Exercise prompt: The complete listing should be restated exactly.

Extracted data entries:

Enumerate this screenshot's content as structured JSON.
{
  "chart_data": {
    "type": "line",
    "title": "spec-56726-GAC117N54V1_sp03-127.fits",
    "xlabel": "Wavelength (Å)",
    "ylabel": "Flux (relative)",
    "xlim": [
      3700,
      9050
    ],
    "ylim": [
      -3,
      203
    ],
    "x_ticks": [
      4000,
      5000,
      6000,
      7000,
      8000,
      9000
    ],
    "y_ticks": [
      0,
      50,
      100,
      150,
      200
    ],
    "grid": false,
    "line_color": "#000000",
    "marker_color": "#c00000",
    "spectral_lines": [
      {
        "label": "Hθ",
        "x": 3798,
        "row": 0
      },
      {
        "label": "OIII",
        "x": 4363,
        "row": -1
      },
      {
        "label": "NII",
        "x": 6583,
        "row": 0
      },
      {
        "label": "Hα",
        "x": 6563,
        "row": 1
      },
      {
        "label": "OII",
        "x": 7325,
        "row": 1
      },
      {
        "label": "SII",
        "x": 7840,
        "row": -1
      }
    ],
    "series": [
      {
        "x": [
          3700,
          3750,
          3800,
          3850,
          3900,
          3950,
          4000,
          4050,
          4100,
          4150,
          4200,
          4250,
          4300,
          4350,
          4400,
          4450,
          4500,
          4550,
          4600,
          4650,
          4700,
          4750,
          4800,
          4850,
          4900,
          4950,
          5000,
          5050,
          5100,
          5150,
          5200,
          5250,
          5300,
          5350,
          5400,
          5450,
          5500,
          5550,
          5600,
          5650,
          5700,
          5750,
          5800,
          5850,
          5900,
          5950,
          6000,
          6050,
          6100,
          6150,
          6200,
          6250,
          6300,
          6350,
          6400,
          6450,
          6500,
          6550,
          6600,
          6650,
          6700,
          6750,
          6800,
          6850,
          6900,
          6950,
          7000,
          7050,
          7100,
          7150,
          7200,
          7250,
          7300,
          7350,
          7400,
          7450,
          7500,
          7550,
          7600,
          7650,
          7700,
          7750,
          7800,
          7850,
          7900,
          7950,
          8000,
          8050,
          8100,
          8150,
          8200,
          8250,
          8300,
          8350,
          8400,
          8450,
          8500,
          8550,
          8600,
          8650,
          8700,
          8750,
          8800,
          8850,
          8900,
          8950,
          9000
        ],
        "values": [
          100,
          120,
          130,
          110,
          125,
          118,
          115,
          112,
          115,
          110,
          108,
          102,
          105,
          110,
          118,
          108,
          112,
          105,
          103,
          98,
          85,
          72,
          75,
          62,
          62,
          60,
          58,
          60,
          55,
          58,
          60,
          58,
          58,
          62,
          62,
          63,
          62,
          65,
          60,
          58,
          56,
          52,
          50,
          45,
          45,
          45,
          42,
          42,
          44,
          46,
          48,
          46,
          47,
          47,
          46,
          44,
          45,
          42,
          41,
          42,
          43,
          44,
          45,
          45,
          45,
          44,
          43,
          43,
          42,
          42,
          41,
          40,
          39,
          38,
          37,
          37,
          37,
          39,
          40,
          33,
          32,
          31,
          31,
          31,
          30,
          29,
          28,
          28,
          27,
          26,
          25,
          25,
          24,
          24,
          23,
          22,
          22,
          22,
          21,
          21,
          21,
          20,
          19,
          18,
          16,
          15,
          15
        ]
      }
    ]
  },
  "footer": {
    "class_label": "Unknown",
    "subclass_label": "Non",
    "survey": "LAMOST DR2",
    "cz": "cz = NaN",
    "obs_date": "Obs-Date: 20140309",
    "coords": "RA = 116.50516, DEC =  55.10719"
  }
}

Written answer:
Enumerate this screenshot's content as structured JSON.
{
  "chart_data": {
    "type": "line",
    "title": "spec-56726-GAC117N54V1_sp03-127.fits",
    "xlabel": "Wavelength (Å)",
    "ylabel": "Flux (relative)",
    "xlim": [
      3700,
      9050
    ],
    "ylim": [
      -3,
      203
    ],
    "x_ticks": [
      4000,
      5000,
      6000,
      7000,
      8000,
      9000
    ],
    "y_ticks": [
      0,
      50,
      100,
      150,
      200
    ],
    "grid": false,
    "line_color": "#000000",
    "marker_color": "#c00000",
    "spectral_lines": [
      {
        "label": "Hθ",
        "x": 3798,
        "row": 0
      },
      {
        "label": "OIII",
        "x": 4363,
        "row": -1
      },
      {
        "label": "NII",
        "x": 6583,
        "row": 0
      },
      {
        "label": "Hα",
        "x": 6563,
        "row": 1
      },
      {
        "label": "OII",
        "x": 7325,
        "row": 1
      },
      {
        "label": "SII",
        "x": 7840,
        "row": -1
      }
    ],
    "series": [
      {
        "x": [
          3700,
          3750,
          3800,
          3850,
          3900,
          3950,
          4000,
          4050,
          4100,
          4150,
          4200,
          4250,
          4300,
          4350,
          4400,
          4450,
          4500,
          4550,
          4600,
          4650,
          4700,
          4750,
          4800,
          4850,
          4900,
          4950,
          5000,
          5050,
          5100,
          5150,
          5200,
          5250,
          5300,
          5350,
          5400,
          5450,
          5500,
          5550,
          5600,
          5650,
          5700,
          5750,
          5800,
          5850,
          5900,
          5950,
          6000,
          6050,
          6100,
          6150,
          6200,
          6250,
          6300,
          6350,
          6400,
          6450,
          6500,
          6550,
          6600,
          6650,
          6700,
          6750,
          6800,
          6850,
          6900,
          6950,
          7000,
          7050,
          7100,
          7150,
          7200,
          7250,
          7300,
          7350,
          7400,
          7450,
          7500,
          7550,
          7600,
          7650,
          7700,
          7750,
          7800,
          7850,
          7900,
          7950,
          8000,
          8050,
          8100,
          8150,
          8200,
          8250,
          8300,
          8350,
          8400,
          8450,
          8500,
          8550,
          8600,
          8650,
          8700,
          8750,
          8800,
          8850,
          8900,
          8950,
          9000
        ],
        "values": [
          100,
          120,
          130,
          110,
          125,
          118,
          115,
          112,
          115,
          110,
          108,
          102,
          105,
          110,
          118,
          108,
          112,
          105,
          103,
          98,
          85,
          72,
          75,
          62,
          62,
          60,
          58,
          60,
          55,
          58,
          60,
          58,
          58,
          62,
          62,
          63,
          62,
          65,
          60,
          58,
          56,
          52,
          50,
          45,
          45,
          45,
          42,
          42,
          44,
          46,
          48,
          46,
          47,
          47,
          46,
          44,
          45,
          42,
          41,
          42,
          43,
          44,
          45,
          45,
          45,
          44,
          43,
          43,
          42,
          42,
          41,
          40,
          39,
          38,
          37,
          37,
          37,
          39,
          40,
          33,
          32,
          31,
          31,
          31,
          30,
          29,
          28,
          28,
          27,
          26,
          25,
          25,
          24,
          24,
          23,
          22,
          22,
          22,
          21,
          21,
          21,
          20,
          19,
          18,
          16,
          15,
          15
        ]
      }
    ]
  },
  "footer": {
    "class_label": "Unknown",
    "subclass_label": "Non",
    "survey": "LAMOST DR2",
    "cz": "cz = NaN",
    "obs_date": "Obs-Date: 20140309",
    "coords": "RA = 116.50516, DEC =  55.10719"
  }
}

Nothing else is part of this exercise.